**WHAT THE TASK REQUIRES:** Can you edit the rows from the start through the line with "- x-tick-label: 17: [451, 446, 464, 459]", inclusive, so that "Dirección de Viento" becomes "Wind Direction", and return only those lines with nothing else changed?

----- DATASET RECORDS -----

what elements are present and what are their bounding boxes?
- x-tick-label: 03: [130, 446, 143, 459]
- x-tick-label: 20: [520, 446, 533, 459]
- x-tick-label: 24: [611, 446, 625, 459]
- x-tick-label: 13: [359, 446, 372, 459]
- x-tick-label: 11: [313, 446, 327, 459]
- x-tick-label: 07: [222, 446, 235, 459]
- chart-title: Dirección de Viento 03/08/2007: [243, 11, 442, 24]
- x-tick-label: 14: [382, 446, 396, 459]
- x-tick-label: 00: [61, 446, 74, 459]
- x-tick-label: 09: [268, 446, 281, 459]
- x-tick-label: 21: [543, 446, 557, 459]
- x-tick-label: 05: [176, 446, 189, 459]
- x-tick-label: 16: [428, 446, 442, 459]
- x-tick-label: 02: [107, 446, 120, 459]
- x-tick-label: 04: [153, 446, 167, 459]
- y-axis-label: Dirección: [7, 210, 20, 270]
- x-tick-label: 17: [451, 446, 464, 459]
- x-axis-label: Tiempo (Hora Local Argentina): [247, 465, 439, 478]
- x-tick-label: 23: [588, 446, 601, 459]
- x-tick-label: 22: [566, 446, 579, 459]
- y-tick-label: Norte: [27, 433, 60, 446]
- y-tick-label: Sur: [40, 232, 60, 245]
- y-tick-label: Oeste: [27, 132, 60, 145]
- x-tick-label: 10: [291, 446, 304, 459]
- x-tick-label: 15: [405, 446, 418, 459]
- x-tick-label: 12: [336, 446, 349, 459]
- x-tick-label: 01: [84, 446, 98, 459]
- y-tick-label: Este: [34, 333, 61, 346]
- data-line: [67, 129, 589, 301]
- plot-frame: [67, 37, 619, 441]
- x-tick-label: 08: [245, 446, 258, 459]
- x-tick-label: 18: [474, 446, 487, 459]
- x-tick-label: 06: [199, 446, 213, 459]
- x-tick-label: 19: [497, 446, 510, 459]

-----

**EXPECTED ANSWER:**
what elements are present and what are their bounding boxes?
- x-tick-label: 03: [130, 446, 143, 459]
- x-tick-label: 20: [520, 446, 533, 459]
- x-tick-label: 24: [611, 446, 625, 459]
- x-tick-label: 13: [359, 446, 372, 459]
- x-tick-label: 11: [313, 446, 327, 459]
- x-tick-label: 07: [222, 446, 235, 459]
- chart-title: Wind Direction 03/08/2007: [243, 11, 442, 24]
- x-tick-label: 14: [382, 446, 396, 459]
- x-tick-label: 00: [61, 446, 74, 459]
- x-tick-label: 09: [268, 446, 281, 459]
- x-tick-label: 21: [543, 446, 557, 459]
- x-tick-label: 05: [176, 446, 189, 459]
- x-tick-label: 16: [428, 446, 442, 459]
- x-tick-label: 02: [107, 446, 120, 459]
- x-tick-label: 04: [153, 446, 167, 459]
- y-axis-label: Dirección: [7, 210, 20, 270]
- x-tick-label: 17: [451, 446, 464, 459]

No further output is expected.